## START Extract to read

Bus Employees v. Missouri, 374 U.S. 74 (1963)

Division 1287, Amalgamated Association of Street, Electric

Railway & Motor Coach Employees of America v. Missouri

No. 604

Argued April 24-25, 1963

Decided June 10, 1963

374 U.S. 74


Proceeding under a Missouri statute, the Governor of Missouri proclaimed that the public interest, health and welfare were jeopardized by a threatened strike against a public transit company in the State, and issued executive orders taking possession of the company and directing that it continue operations. However, the employees of the company did not become employees of the State; the State did not pay their wages, nor supervise their work; the property of the company was not transferred to the State; and the State did not participate in the actual management of the company. Pursuant to the statute, a state court enjoined the strike, and the Supreme Court of Missouri affirmed. After an appeal to this Court had been initiated by the filing of a jurisdictional statement, the Governor issued an executive order terminating his seizure order, but reciting that the labor dispute "remains unresolved."


1. Termination of the Governor's seizure order did not render the case moot. Harris v. Battle, 348 U.S. 803, and Oil Workers Unions v. Missouri, 361 U. S. 363, distinguished. Pp. 374 U. S. 77-78.

## END Extract to read
## START Stored rows

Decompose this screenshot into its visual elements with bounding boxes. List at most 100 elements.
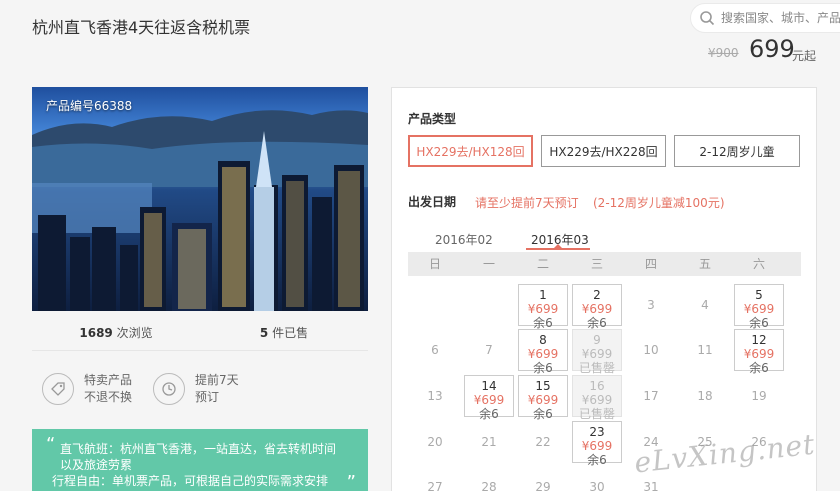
original-price: ¥900: [708, 46, 739, 60]
calendar-day[interactable]: 1 ¥699 余6: [518, 284, 568, 330]
day-number: 21: [481, 435, 497, 449]
calendar-day[interactable]: 5 ¥699 余6: [734, 284, 784, 330]
divider: [32, 350, 368, 351]
calendar-day: 20: [410, 421, 460, 463]
sold-stat: 5 件已售: [200, 324, 368, 341]
day-number: 7: [485, 343, 493, 357]
day-remaining: 余6: [749, 361, 769, 375]
day-remaining: 余6: [587, 453, 607, 467]
day-price: ¥699: [473, 393, 505, 407]
calendar-day[interactable]: 23 ¥699 余6: [572, 421, 622, 467]
calendar-day: 19: [734, 375, 784, 417]
day-remaining: 已售罄: [578, 361, 615, 375]
day-remaining: 余6: [533, 407, 553, 421]
search-input[interactable]: [721, 11, 840, 25]
price-unit: 元起: [792, 49, 817, 63]
day-price: ¥699: [527, 347, 559, 361]
day-number: 28: [481, 480, 497, 491]
day-number: 2: [593, 288, 601, 302]
day-remaining: 余6: [533, 316, 553, 330]
day-number: 30: [589, 480, 605, 491]
open-quote-mark: “: [46, 434, 56, 455]
calendar-day[interactable]: 14 ¥699 余6: [464, 375, 514, 421]
day-number: 3: [647, 298, 655, 312]
highlights-quote: “ 直飞航班：杭州直飞香港，一站直达，省去转机时间 以及旅途劳累 行程自由：单机…: [32, 429, 368, 491]
calendar-day: 9 ¥699 已售罄: [572, 329, 622, 375]
day-number: 6: [431, 343, 439, 357]
sold-count: 5: [259, 326, 269, 340]
calendar-day[interactable]: 2 ¥699 余6: [572, 284, 622, 330]
day-price: ¥699: [581, 302, 613, 316]
calendar-day[interactable]: 8 ¥699 余6: [518, 329, 568, 375]
day-number: 20: [427, 435, 443, 449]
calendar-grid: 1 ¥699 余6 2 ¥699 余6 3 4 5 ¥699 余6 6 7 8 ¥699 余6 9 ¥699 已售罄…: [392, 88, 816, 491]
day-number: 17: [643, 389, 659, 403]
calendar-day: 18: [680, 375, 730, 417]
feature-line: 不退不换: [84, 390, 133, 404]
day-number: 19: [751, 389, 767, 403]
calendar-day: 3: [626, 284, 676, 326]
calendar-day[interactable]: 15 ¥699 余6: [518, 375, 568, 421]
day-number: 1: [539, 288, 547, 302]
calendar-day: 17: [626, 375, 676, 417]
day-remaining: 余6: [587, 316, 607, 330]
feature-line: 预订: [195, 390, 220, 404]
day-number: 23: [589, 425, 605, 439]
quote-line: 以及旅途劳累: [60, 458, 133, 472]
product-code: 产品编号66388: [46, 99, 133, 113]
calendar-day: 10: [626, 329, 676, 371]
views-stat: 1689 次浏览: [32, 324, 200, 341]
day-number: 14: [481, 379, 497, 393]
calendar-day: 6: [410, 329, 460, 371]
calendar-day: 29: [518, 466, 568, 491]
quote-line: 直飞航班：杭州直飞香港，一站直达，省去转机时间: [60, 442, 337, 456]
day-price: ¥699: [743, 302, 775, 316]
day-number: 22: [535, 435, 551, 449]
quote-line: 行程自由：单机票产品，可根据自己的实际需求安排: [52, 474, 329, 488]
day-remaining: 余6: [749, 316, 769, 330]
day-number: 11: [697, 343, 713, 357]
day-number: 12: [751, 333, 767, 347]
calendar-day: 21: [464, 421, 514, 463]
tag-icon: [42, 373, 74, 405]
day-number: 16: [589, 379, 605, 393]
views-count: 1689: [79, 326, 113, 340]
day-number: 9: [593, 333, 601, 347]
day-number: 10: [643, 343, 659, 357]
day-price: ¥699: [527, 302, 559, 316]
current-price: 699: [749, 35, 795, 63]
feature-advance-booking: 提前7天 预订: [153, 372, 239, 406]
day-number: 13: [427, 389, 443, 403]
clock-icon: [153, 373, 185, 405]
day-number: 27: [427, 480, 443, 491]
day-price: ¥699: [743, 347, 775, 361]
feature-special-offer: 特卖产品 不退不换: [42, 372, 132, 406]
calendar-day: 30: [572, 466, 622, 491]
day-price: ¥699: [581, 347, 613, 361]
search-box[interactable]: [690, 3, 840, 33]
feature-line: 提前7天: [195, 373, 239, 387]
day-price: ¥699: [581, 393, 613, 407]
views-label: 次浏览: [112, 326, 153, 340]
calendar-day: 7: [464, 329, 514, 371]
day-number: 15: [535, 379, 551, 393]
sold-label: 件已售: [272, 326, 309, 340]
city-skyline-image: [32, 110, 368, 311]
calendar-day: 27: [410, 466, 460, 491]
day-price: ¥699: [581, 439, 613, 453]
day-number: 8: [539, 333, 547, 347]
day-number: 5: [755, 288, 763, 302]
booking-panel: 产品类型 HX229去/HX128回 HX229去/HX228回 2-12周岁儿…: [391, 87, 817, 491]
hero-image: 产品编号66388: [32, 87, 368, 311]
day-number: 18: [697, 389, 713, 403]
close-quote-mark: ”: [346, 472, 356, 491]
search-icon: [700, 11, 715, 26]
feature-line: 特卖产品: [84, 373, 133, 387]
calendar-day: 22: [518, 421, 568, 463]
day-price: ¥699: [527, 393, 559, 407]
day-number: 4: [701, 298, 709, 312]
day-remaining: 已售罄: [578, 407, 615, 421]
day-remaining: 余6: [533, 361, 553, 375]
calendar-day[interactable]: 12 ¥699 余6: [734, 329, 784, 375]
calendar-day: 11: [680, 329, 730, 371]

## END Stored rows

## Goal 1
From the summary of the Missouri transit strike case, reproduce word for word the passage that begins with the words containing "1. Termination of" and ends with "U. S. 77-78.".
## Goal 2
Continue the summary of the Missouri transit strike case from its last sentence.

## Task answer 1
1. Termination of the Governor's seizure order did not render the case moot. Harris v. Battle, 348 U.S. 803, and Oil Workers Unions v. Missouri, 361 U. S. 363, distinguished. Pp. 374 U. S. 77-78.

## Task answer 2
2. The state statute involved here is in conflict with § 7 of the National Labor Relations Act, and it cannot stand under the Supremacy Clause of the Constitution. Bus Employees v. Wisconsin Board, 340 U. S. 383. Pp. 374 U. S. 78-83.

(a) The State's actual involvement under the Governor's seizure order fell far short of creating a state owned and operated utility whose labor relations are, by definition, excluded from the coverage of the National Labor Relations Act. P. 374 U. S. 81.

(b) Neither the designation of the state statute as "emergency legislation" nor the purported "seizure" by the State could make a peaceful strike against a public utility unlawful in direct conflict with § 7 of the National Labor Relations Act, which guarantees the right to strike against a public utility, as against any employer engaged in interstate commerce. Pp. 374 U. S. 81-82.